**Do this**
Your task is to retype each line of the data below exactly.

Records from a data source
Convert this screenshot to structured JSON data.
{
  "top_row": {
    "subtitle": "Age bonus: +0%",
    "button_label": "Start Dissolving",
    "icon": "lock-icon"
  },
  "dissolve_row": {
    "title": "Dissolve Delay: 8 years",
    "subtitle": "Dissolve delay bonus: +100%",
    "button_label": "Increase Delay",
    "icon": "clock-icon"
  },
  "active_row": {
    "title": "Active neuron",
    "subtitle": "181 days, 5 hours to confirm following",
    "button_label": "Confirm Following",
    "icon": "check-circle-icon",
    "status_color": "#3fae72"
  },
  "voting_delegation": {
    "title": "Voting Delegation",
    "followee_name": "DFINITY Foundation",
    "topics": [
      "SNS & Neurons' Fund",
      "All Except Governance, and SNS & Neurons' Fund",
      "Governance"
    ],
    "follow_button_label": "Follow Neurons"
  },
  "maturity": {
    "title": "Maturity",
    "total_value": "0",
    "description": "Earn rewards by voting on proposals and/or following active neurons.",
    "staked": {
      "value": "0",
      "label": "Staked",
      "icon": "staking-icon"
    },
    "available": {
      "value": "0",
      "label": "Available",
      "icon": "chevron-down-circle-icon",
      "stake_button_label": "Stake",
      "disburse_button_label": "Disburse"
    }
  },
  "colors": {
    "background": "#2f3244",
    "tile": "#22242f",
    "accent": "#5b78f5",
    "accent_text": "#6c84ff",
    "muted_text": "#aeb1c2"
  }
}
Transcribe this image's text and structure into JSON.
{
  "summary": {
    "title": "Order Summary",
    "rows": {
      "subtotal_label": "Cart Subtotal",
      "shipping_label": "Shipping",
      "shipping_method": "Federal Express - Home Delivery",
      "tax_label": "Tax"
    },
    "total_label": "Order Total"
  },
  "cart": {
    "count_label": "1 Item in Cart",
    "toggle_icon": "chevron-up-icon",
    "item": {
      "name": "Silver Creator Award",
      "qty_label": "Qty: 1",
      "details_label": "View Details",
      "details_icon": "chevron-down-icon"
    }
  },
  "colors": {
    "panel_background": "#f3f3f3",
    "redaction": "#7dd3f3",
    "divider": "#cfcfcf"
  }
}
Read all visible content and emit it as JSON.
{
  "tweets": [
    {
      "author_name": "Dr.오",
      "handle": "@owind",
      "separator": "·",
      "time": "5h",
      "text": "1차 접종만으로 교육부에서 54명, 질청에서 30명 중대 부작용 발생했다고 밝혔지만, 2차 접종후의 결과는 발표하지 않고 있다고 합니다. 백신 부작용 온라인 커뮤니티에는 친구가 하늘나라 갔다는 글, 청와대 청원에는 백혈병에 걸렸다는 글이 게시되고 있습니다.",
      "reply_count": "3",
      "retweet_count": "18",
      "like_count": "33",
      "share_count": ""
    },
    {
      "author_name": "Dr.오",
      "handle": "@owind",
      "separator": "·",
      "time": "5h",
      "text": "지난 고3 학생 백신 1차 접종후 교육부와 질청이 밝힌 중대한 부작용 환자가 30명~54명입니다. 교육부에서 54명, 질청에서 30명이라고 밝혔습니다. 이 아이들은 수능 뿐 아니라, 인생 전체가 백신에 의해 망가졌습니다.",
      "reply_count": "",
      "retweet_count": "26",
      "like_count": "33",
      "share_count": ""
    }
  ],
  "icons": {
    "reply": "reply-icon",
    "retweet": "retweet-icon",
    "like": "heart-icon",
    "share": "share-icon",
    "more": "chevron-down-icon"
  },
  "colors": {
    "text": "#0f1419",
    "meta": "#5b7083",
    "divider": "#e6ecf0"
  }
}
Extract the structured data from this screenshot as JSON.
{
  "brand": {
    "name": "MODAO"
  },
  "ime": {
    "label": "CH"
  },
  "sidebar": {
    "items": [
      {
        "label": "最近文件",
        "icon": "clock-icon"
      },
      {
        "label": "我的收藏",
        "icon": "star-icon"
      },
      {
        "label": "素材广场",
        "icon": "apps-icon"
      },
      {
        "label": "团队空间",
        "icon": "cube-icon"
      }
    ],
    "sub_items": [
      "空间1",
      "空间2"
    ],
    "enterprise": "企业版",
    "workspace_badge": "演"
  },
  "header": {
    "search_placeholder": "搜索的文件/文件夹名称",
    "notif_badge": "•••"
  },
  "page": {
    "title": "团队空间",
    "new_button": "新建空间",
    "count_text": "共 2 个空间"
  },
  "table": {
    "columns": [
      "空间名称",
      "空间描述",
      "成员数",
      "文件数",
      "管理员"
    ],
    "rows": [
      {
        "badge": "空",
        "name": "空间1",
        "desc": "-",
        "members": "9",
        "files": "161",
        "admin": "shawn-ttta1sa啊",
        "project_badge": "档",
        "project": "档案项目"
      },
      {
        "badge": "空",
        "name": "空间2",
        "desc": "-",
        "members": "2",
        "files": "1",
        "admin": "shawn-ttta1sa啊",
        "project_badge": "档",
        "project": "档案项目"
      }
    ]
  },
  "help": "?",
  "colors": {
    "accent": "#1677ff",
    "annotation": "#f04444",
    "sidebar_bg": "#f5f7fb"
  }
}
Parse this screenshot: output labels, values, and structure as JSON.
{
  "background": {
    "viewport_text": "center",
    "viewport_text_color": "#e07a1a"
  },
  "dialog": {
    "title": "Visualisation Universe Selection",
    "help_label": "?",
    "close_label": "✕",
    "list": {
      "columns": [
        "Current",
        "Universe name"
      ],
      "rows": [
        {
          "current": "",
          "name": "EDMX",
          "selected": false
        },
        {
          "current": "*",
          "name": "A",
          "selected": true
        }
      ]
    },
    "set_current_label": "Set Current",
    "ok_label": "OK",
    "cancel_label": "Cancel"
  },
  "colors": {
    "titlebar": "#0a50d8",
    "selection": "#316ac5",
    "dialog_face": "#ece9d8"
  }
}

**Output**
Convert this screenshot to structured JSON data.
{
  "top_row": {
    "subtitle": "Age bonus: +0%",
    "button_label": "Start Dissolving",
    "icon": "lock-icon"
  },
  "dissolve_row": {
    "title": "Dissolve Delay: 8 years",
    "subtitle": "Dissolve delay bonus: +100%",
    "button_label": "Increase Delay",
    "icon": "clock-icon"
  },
  "active_row": {
    "title": "Active neuron",
    "subtitle": "181 days, 5 hours to confirm following",
    "button_label": "Confirm Following",
    "icon": "check-circle-icon",
    "status_color": "#3fae72"
  },
  "voting_delegation": {
    "title": "Voting Delegation",
    "followee_name": "DFINITY Foundation",
    "topics": [
      "SNS & Neurons' Fund",
      "All Except Governance, and SNS & Neurons' Fund",
      "Governance"
    ],
    "follow_button_label": "Follow Neurons"
  },
  "maturity": {
    "title": "Maturity",
    "total_value": "0",
    "description": "Earn rewards by voting on proposals and/or following active neurons.",
    "staked": {
      "value": "0",
      "label": "Staked",
      "icon": "staking-icon"
    },
    "available": {
      "value": "0",
      "label": "Available",
      "icon": "chevron-down-circle-icon",
      "stake_button_label": "Stake",
      "disburse_button_label": "Disburse"
    }
  },
  "colors": {
    "background": "#2f3244",
    "tile": "#22242f",
    "accent": "#5b78f5",
    "accent_text": "#6c84ff",
    "muted_text": "#aeb1c2"
  }
}
Transcribe this image's text and structure into JSON.
{
  "summary": {
    "title": "Order Summary",
    "rows": {
      "subtotal_label": "Cart Subtotal",
      "shipping_label": "Shipping",
      "shipping_method": "Federal Express - Home Delivery",
      "tax_label": "Tax"
    },
    "total_label": "Order Total"
  },
  "cart": {
    "count_label": "1 Item in Cart",
    "toggle_icon": "chevron-up-icon",
    "item": {
      "name": "Silver Creator Award",
      "qty_label": "Qty: 1",
      "details_label": "View Details",
      "details_icon": "chevron-down-icon"
    }
  },
  "colors": {
    "panel_background": "#f3f3f3",
    "redaction": "#7dd3f3",
    "divider": "#cfcfcf"
  }
}
Read all visible content and emit it as JSON.
{
  "tweets": [
    {
      "author_name": "Dr.오",
      "handle": "@owind",
      "separator": "·",
      "time": "5h",
      "text": "1차 접종만으로 교육부에서 54명, 질청에서 30명 중대 부작용 발생했다고 밝혔지만, 2차 접종후의 결과는 발표하지 않고 있다고 합니다. 백신 부작용 온라인 커뮤니티에는 친구가 하늘나라 갔다는 글, 청와대 청원에는 백혈병에 걸렸다는 글이 게시되고 있습니다.",
      "reply_count": "3",
      "retweet_count": "18",
      "like_count": "33",
      "share_count": ""
    },
    {
      "author_name": "Dr.오",
      "handle": "@owind",
      "separator": "·",
      "time": "5h",
      "text": "지난 고3 학생 백신 1차 접종후 교육부와 질청이 밝힌 중대한 부작용 환자가 30명~54명입니다. 교육부에서 54명, 질청에서 30명이라고 밝혔습니다. 이 아이들은 수능 뿐 아니라, 인생 전체가 백신에 의해 망가졌습니다.",
      "reply_count": "",
      "retweet_count": "26",
      "like_count": "33",
      "share_count": ""
    }
  ],
  "icons": {
    "reply": "reply-icon",
    "retweet": "retweet-icon",
    "like": "heart-icon",
    "share": "share-icon",
    "more": "chevron-down-icon"
  },
  "colors": {
    "text": "#0f1419",
    "meta": "#5b7083",
    "divider": "#e6ecf0"
  }
}
Extract the structured data from this screenshot as JSON.
{
  "brand": {
    "name": "MODAO"
  },
  "ime": {
    "label": "CH"
  },
  "sidebar": {
    "items": [
      {
        "label": "最近文件",
        "icon": "clock-icon"
      },
      {
        "label": "我的收藏",
        "icon": "star-icon"
      },
      {
        "label": "素材广场",
        "icon": "apps-icon"
      },
      {
        "label": "团队空间",
        "icon": "cube-icon"
      }
    ],
    "sub_items": [
      "空间1",
      "空间2"
    ],
    "enterprise": "企业版",
    "workspace_badge": "演"
  },
  "header": {
    "search_placeholder": "搜索的文件/文件夹名称",
    "notif_badge": "•••"
  },
  "page": {
    "title": "团队空间",
    "new_button": "新建空间",
    "count_text": "共 2 个空间"
  },
  "table": {
    "columns": [
      "空间名称",
      "空间描述",
      "成员数",
      "文件数",
      "管理员"
    ],
    "rows": [
      {
        "badge": "空",
        "name": "空间1",
        "desc": "-",
        "members": "9",
        "files": "161",
        "admin": "shawn-ttta1sa啊",
        "project_badge": "档",
        "project": "档案项目"
      },
      {
        "badge": "空",
        "name": "空间2",
        "desc": "-",
        "members": "2",
        "files": "1",
        "admin": "shawn-ttta1sa啊",
        "project_badge": "档",
        "project": "档案项目"
      }
    ]
  },
  "help": "?",
  "colors": {
    "accent": "#1677ff",
    "annotation": "#f04444",
    "sidebar_bg": "#f5f7fb"
  }
}
Parse this screenshot: output labels, values, and structure as JSON.
{
  "background": {
    "viewport_text": "center",
    "viewport_text_color": "#e07a1a"
  },
  "dialog": {
    "title": "Visualisation Universe Selection",
    "help_label": "?",
    "close_label": "✕",
    "list": {
      "columns": [
        "Current",
        "Universe name"
      ],
      "rows": [
        {
          "current": "",
          "name": "EDMX",
          "selected": false
        },
        {
          "current": "*",
          "name": "A",
          "selected": true
        }
      ]
    },
    "set_current_label": "Set Current",
    "ok_label": "OK",
    "cancel_label": "Cancel"
  },
  "colors": {
    "titlebar": "#0a50d8",
    "selection": "#316ac5",
    "dialog_face": "#ece9d8"
  }
}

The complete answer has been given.